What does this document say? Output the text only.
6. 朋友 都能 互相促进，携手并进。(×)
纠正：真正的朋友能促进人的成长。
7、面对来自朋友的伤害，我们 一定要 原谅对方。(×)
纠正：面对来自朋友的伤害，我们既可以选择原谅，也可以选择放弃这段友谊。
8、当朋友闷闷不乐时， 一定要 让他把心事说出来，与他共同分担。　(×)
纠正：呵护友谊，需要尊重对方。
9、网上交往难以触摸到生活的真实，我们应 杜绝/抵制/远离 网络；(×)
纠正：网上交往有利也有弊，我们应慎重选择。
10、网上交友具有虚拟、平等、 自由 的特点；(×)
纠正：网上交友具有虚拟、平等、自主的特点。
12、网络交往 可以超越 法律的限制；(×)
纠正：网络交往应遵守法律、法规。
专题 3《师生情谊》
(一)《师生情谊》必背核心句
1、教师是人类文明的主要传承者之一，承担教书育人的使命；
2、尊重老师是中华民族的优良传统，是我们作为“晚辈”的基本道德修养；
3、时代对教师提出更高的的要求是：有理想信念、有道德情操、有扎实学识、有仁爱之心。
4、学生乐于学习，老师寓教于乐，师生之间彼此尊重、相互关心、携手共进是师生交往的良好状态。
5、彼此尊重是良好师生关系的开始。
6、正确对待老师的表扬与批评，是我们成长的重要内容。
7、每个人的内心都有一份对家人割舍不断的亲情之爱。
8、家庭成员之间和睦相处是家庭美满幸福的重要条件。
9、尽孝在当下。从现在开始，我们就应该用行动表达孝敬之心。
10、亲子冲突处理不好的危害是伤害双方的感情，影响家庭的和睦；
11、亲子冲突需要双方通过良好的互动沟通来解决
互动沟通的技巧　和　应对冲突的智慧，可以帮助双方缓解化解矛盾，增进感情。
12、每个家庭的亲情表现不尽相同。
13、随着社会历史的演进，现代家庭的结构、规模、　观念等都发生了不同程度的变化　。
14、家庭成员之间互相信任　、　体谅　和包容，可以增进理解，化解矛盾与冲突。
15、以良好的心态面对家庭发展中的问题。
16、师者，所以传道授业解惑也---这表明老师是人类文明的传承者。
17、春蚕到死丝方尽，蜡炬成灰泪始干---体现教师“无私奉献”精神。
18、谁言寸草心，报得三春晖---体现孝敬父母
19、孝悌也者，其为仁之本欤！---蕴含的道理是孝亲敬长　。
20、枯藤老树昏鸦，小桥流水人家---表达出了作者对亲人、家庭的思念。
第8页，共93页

═══

Extract the complete listing above, reproducing each line exactly.

What does this document say? Output the text only.
6. 朋友 都能 互相促进，携手并进。(×)
纠正：真正的朋友能促进人的成长。
7、面对来自朋友的伤害，我们 一定要 原谅对方。(×)
纠正：面对来自朋友的伤害，我们既可以选择原谅，也可以选择放弃这段友谊。
8、当朋友闷闷不乐时， 一定要 让他把心事说出来，与他共同分担。　(×)
纠正：呵护友谊，需要尊重对方。
9、网上交往难以触摸到生活的真实，我们应 杜绝/抵制/远离 网络；(×)
纠正：网上交往有利也有弊，我们应慎重选择。
10、网上交友具有虚拟、平等、 自由 的特点；(×)
纠正：网上交友具有虚拟、平等、自主的特点。
12、网络交往 可以超越 法律的限制；(×)
纠正：网络交往应遵守法律、法规。
专题 3《师生情谊》
(一)《师生情谊》必背核心句
1、教师是人类文明的主要传承者之一，承担教书育人的使命；
2、尊重老师是中华民族的优良传统，是我们作为“晚辈”的基本道德修养；
3、时代对教师提出更高的的要求是：有理想信念、有道德情操、有扎实学识、有仁爱之心。
4、学生乐于学习，老师寓教于乐，师生之间彼此尊重、相互关心、携手共进是师生交往的良好状态。
5、彼此尊重是良好师生关系的开始。
6、正确对待老师的表扬与批评，是我们成长的重要内容。
7、每个人的内心都有一份对家人割舍不断的亲情之爱。
8、家庭成员之间和睦相处是家庭美满幸福的重要条件。
9、尽孝在当下。从现在开始，我们就应该用行动表达孝敬之心。
10、亲子冲突处理不好的危害是伤害双方的感情，影响家庭的和睦；
11、亲子冲突需要双方通过良好的互动沟通来解决
互动沟通的技巧　和　应对冲突的智慧，可以帮助双方缓解化解矛盾，增进感情。
12、每个家庭的亲情表现不尽相同。
13、随着社会历史的演进，现代家庭的结构、规模、　观念等都发生了不同程度的变化　。
14、家庭成员之间互相信任　、　体谅　和包容，可以增进理解，化解矛盾与冲突。
15、以良好的心态面对家庭发展中的问题。
16、师者，所以传道授业解惑也---这表明老师是人类文明的传承者。
17、春蚕到死丝方尽，蜡炬成灰泪始干---体现教师“无私奉献”精神。
18、谁言寸草心，报得三春晖---体现孝敬父母
19、孝悌也者，其为仁之本欤！---蕴含的道理是孝亲敬长　。
20、枯藤老树昏鸦，小桥流水人家---表达出了作者对亲人、家庭的思念。
第8页，共93页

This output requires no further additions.